- SOURCE DOCUMENT:

>>

About Rationally Speaking
Rationally Speaking is a blog maintained by Prof. Massimo Pigliucci, a philosopher at the City University of New York. The blog reflects the Enlightenment figure Marquis de Condorcet's idea of what a public intellectual (yes, we know, that's such a bad word) ought to be: someone who devotes himself to "the tracking down of prejudices in the hiding places where priests, the schools, the government, and all long-established institutions had gathered and protected them." You're welcome. Please notice that the contents of this blog can be reprinted under the standard Creative Commons license.

<<

- LISTED RECORDS:
>>

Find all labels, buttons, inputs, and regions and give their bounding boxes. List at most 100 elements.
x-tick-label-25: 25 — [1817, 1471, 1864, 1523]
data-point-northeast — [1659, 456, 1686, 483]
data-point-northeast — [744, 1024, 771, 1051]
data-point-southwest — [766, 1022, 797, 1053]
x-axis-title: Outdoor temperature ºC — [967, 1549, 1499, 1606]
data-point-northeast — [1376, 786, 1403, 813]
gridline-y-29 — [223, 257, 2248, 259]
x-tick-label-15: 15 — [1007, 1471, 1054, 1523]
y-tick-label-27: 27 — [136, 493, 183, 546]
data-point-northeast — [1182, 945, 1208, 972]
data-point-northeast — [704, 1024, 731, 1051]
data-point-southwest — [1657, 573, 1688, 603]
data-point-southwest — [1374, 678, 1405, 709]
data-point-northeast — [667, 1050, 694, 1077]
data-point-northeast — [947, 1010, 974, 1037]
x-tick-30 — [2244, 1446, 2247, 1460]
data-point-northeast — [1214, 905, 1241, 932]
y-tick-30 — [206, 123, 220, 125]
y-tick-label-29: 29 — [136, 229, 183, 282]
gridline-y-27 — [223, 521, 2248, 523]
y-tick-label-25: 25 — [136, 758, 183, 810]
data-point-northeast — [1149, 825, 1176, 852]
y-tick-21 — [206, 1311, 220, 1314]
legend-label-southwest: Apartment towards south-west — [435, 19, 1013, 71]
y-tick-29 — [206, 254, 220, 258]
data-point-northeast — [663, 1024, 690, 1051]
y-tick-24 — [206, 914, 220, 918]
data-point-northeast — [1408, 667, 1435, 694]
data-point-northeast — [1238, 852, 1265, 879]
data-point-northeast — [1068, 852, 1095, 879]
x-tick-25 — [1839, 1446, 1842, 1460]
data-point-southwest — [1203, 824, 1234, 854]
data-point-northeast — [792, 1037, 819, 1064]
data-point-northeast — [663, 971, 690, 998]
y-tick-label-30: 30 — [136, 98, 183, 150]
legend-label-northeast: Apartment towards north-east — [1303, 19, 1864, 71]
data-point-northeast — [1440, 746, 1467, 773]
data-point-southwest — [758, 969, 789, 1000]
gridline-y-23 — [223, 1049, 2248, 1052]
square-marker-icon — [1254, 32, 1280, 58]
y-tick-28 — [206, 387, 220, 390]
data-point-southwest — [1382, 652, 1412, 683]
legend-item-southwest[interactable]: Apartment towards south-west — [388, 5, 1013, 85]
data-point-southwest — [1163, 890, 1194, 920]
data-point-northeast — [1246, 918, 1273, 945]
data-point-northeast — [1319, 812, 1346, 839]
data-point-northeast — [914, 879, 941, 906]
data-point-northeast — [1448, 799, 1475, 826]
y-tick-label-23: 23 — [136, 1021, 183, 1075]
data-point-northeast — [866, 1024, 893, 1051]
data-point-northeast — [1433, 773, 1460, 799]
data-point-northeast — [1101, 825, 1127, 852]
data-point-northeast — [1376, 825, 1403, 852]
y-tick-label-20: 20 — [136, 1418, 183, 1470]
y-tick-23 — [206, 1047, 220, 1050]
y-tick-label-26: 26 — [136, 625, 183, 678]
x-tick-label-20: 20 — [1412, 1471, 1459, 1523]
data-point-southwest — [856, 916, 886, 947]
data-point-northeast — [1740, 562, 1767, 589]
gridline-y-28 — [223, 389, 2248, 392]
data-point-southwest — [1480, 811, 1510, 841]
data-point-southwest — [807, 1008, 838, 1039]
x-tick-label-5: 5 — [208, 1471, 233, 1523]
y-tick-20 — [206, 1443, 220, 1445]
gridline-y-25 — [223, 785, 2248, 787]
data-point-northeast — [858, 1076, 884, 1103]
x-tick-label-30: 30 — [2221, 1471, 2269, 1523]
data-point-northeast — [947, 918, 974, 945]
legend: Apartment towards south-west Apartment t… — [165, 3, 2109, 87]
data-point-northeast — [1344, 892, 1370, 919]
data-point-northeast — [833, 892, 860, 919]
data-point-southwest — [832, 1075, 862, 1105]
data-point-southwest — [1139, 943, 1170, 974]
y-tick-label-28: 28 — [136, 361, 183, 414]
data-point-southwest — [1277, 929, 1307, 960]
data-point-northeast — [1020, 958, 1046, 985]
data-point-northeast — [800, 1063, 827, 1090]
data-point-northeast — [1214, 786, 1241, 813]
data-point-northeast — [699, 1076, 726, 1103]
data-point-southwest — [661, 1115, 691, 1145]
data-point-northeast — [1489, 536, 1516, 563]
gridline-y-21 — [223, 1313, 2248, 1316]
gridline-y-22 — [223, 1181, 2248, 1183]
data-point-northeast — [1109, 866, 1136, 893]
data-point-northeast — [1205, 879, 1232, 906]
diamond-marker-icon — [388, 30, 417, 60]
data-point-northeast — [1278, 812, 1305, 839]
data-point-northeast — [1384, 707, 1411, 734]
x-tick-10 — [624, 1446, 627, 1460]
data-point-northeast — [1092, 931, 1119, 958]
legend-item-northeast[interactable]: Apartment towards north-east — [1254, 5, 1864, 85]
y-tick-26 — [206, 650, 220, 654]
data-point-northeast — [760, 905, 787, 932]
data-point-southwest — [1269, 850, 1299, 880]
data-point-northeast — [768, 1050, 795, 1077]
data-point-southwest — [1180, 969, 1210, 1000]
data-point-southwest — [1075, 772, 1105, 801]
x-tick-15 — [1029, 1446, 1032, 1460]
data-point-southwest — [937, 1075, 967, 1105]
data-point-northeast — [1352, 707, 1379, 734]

<<

- WORK TO COMPLETE:
**a)** Answer these about the Rationally Speaking description:
(i) Who maintains the blog, and at which university does he work?
(ii) Which Enlightenment figure's idea of a public intellectual does the blog reflect?
(iii) Under what license can the blog's contents be reprinted?
**b)** Please copy a passage of the Rationally Speaking description word for word, beginning at the words "About Rationally Speaking" and stopping after "Creative Commons license.".

- EXPECTED RESULTS:
**a)**
(i) Prof. Massimo Pigliucci, at the City University of New York.
(ii) The Marquis de Condorcet.
(iii) The standard Creative Commons license.

**b)**
About Rationally Speaking
Rationally Speaking is a blog maintained by Prof. Massimo Pigliucci, a philosopher at the City University of New York. The blog reflects the Enlightenment figure Marquis de Condorcet's idea of what a public intellectual (yes, we know, that's such a bad word) ought to be: someone who devotes himself to "the tracking down of prejudices in the hiding places where priests, the schools, the government, and all long-established institutions had gathered and protected them." You're welcome. Please notice that the contents of this blog can be reprinted under the standard Creative Commons license.